═══ Dataset records
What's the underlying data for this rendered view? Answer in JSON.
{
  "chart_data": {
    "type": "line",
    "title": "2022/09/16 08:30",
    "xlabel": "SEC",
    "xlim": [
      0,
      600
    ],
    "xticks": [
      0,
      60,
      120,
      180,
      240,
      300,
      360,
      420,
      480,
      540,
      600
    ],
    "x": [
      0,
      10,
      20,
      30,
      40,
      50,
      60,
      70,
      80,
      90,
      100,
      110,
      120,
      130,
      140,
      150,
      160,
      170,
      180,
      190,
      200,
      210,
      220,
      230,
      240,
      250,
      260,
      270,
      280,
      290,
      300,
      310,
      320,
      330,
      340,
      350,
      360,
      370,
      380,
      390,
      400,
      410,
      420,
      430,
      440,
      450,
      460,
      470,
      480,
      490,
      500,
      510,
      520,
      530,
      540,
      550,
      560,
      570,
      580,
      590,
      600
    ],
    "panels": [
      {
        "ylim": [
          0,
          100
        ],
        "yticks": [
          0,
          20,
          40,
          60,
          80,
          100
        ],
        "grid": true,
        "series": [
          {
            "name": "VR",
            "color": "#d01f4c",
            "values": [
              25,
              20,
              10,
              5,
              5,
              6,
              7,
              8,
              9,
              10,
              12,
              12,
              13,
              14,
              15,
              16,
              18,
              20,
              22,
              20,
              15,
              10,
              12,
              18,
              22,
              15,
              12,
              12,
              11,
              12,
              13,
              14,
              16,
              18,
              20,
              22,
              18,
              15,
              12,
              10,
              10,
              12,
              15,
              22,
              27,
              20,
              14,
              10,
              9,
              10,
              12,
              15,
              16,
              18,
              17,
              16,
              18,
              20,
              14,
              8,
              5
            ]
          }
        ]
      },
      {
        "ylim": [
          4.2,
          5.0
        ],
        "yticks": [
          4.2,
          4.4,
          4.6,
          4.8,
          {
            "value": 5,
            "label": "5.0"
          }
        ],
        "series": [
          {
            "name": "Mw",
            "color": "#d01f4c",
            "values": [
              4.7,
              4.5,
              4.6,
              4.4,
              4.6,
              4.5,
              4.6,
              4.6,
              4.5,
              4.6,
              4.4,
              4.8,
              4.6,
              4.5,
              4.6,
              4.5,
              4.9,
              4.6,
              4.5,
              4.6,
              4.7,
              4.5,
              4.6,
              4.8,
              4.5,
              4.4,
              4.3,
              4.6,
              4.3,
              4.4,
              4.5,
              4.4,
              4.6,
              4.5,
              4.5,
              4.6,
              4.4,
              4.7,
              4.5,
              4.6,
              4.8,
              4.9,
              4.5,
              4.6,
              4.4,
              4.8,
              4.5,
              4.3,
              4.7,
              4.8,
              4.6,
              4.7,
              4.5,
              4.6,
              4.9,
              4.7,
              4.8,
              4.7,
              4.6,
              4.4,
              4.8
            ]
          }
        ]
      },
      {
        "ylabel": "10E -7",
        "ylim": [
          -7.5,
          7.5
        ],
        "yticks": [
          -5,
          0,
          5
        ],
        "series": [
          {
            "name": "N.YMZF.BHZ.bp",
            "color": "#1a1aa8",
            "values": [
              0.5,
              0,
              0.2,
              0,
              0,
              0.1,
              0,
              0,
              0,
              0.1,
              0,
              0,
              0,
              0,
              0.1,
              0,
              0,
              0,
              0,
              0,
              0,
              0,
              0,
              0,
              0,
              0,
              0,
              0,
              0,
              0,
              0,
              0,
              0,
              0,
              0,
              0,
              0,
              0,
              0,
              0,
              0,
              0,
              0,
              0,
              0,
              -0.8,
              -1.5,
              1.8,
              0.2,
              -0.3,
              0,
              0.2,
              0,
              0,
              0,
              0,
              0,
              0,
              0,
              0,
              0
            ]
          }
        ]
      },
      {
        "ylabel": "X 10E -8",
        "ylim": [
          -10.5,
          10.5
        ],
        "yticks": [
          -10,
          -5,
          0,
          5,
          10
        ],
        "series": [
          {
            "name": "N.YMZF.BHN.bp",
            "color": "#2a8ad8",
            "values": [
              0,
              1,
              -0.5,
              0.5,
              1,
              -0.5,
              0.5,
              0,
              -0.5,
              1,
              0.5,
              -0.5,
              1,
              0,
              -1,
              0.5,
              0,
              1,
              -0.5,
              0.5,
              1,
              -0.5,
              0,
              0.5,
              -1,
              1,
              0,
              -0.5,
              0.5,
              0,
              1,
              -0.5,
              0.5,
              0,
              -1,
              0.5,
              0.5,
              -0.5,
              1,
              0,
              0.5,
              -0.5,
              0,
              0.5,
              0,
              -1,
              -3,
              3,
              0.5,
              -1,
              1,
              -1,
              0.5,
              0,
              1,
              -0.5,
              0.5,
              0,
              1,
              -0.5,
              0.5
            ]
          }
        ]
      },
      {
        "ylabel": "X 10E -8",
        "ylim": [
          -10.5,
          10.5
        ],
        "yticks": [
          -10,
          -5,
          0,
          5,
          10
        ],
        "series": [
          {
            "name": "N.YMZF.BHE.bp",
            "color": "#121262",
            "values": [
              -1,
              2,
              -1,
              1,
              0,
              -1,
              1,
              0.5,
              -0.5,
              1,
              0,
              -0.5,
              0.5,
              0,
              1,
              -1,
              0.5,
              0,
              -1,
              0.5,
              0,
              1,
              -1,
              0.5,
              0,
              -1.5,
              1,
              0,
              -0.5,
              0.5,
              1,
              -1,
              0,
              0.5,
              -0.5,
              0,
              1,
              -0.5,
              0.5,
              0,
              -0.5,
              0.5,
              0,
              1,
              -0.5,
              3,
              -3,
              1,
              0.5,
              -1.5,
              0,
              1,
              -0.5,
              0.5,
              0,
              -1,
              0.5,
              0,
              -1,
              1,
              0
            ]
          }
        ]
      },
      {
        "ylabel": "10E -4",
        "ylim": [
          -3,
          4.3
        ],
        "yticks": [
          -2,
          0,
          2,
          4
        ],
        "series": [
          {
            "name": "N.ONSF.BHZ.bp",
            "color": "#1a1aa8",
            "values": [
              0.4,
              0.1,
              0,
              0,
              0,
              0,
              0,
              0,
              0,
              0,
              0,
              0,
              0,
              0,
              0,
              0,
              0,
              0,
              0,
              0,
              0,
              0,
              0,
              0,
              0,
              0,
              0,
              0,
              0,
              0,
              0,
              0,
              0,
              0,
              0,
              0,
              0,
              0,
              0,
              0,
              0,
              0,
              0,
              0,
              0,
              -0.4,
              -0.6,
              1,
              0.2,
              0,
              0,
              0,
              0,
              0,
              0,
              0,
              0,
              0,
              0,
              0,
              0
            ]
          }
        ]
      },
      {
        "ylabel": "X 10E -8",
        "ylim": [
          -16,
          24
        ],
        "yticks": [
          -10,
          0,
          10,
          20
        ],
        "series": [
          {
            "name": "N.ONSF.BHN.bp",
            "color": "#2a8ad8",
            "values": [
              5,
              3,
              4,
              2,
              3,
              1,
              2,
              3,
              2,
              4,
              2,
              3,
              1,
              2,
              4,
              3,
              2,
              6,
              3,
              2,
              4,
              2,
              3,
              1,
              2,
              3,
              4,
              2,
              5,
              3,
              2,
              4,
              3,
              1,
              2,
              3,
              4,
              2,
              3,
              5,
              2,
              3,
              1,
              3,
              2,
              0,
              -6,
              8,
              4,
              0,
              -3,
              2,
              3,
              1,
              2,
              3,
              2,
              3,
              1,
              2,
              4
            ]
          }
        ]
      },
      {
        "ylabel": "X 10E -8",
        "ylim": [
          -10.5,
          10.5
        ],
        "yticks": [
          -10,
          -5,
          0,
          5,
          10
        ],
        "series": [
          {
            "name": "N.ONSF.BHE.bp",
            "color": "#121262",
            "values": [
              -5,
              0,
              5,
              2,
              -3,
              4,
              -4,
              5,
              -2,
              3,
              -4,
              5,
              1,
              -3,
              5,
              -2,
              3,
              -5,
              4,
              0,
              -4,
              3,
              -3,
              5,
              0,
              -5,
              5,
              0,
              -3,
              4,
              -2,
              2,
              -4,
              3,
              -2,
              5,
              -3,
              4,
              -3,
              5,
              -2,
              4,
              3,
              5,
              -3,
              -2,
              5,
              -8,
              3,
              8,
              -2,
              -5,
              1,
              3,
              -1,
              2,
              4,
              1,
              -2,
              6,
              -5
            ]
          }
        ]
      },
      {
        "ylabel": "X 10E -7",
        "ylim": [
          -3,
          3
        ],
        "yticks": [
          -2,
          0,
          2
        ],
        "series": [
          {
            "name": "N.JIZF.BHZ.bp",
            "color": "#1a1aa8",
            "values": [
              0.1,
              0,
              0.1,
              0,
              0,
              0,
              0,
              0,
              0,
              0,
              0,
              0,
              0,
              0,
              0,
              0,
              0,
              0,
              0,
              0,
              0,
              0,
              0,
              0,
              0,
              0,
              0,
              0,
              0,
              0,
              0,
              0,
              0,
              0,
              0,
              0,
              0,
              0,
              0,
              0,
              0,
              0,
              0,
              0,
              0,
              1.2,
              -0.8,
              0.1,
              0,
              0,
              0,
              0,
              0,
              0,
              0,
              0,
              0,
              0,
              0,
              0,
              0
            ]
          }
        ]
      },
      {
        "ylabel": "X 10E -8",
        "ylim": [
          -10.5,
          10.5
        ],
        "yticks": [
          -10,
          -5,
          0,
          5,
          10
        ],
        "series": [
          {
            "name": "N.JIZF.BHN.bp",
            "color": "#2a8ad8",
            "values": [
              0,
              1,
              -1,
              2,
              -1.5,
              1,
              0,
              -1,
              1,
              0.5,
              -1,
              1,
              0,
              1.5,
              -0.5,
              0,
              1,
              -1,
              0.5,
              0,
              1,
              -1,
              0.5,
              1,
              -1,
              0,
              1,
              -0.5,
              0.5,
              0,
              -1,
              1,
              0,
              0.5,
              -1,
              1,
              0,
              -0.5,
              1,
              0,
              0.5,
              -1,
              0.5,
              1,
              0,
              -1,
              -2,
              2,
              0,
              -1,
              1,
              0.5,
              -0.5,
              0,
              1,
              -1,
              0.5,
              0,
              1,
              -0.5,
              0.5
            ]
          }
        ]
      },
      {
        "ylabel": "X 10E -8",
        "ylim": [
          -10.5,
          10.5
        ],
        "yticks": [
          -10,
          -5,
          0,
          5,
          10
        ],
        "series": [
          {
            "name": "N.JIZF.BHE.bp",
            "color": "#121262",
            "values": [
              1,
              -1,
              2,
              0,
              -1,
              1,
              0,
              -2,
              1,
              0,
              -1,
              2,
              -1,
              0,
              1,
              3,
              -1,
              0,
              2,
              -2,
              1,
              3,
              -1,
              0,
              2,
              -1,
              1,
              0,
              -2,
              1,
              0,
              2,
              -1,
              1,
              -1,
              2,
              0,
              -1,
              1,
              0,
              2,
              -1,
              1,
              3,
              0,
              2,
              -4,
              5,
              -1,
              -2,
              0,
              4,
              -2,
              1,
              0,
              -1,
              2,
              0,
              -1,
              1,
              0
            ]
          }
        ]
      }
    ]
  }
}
══════
═══ Dataset records
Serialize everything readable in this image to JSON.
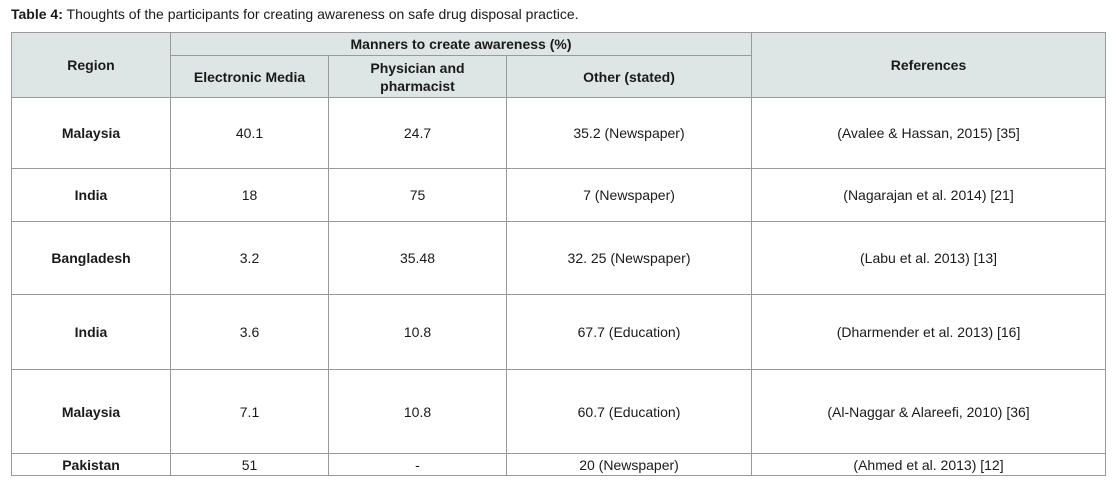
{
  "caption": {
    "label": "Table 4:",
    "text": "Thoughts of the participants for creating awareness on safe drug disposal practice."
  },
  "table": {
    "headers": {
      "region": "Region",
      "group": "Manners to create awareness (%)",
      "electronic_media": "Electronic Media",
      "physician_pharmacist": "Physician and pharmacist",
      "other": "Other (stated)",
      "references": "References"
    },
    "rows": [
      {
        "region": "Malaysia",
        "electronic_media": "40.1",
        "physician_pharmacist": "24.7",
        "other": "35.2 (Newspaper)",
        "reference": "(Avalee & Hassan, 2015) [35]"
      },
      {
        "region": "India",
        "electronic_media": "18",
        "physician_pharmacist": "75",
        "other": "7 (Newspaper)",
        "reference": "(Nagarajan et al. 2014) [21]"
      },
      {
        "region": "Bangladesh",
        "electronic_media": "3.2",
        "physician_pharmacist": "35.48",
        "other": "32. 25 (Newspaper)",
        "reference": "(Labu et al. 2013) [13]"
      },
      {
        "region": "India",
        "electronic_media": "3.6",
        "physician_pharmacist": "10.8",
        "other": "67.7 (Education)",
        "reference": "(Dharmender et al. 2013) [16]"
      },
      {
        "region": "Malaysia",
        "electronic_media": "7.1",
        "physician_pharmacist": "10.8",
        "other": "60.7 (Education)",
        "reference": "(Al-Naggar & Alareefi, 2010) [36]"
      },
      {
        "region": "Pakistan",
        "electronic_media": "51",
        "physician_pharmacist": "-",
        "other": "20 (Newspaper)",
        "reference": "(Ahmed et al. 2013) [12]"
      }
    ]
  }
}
══════
- [Exercise requirements]: Show the lines of the data that hold the word "name".

- [Result for this task]:
            "name": "VR",
            "name": "Mw",
            "name": "N.YMZF.BHZ.bp",
            "name": "N.YMZF.BHN.bp",
            "name": "N.YMZF.BHE.bp",
            "name": "N.ONSF.BHZ.bp",
            "name": "N.ONSF.BHN.bp",
            "name": "N.ONSF.BHE.bp",
            "name": "N.JIZF.BHZ.bp",
            "name": "N.JIZF.BHN.bp",
            "name": "N.JIZF.BHE.bp",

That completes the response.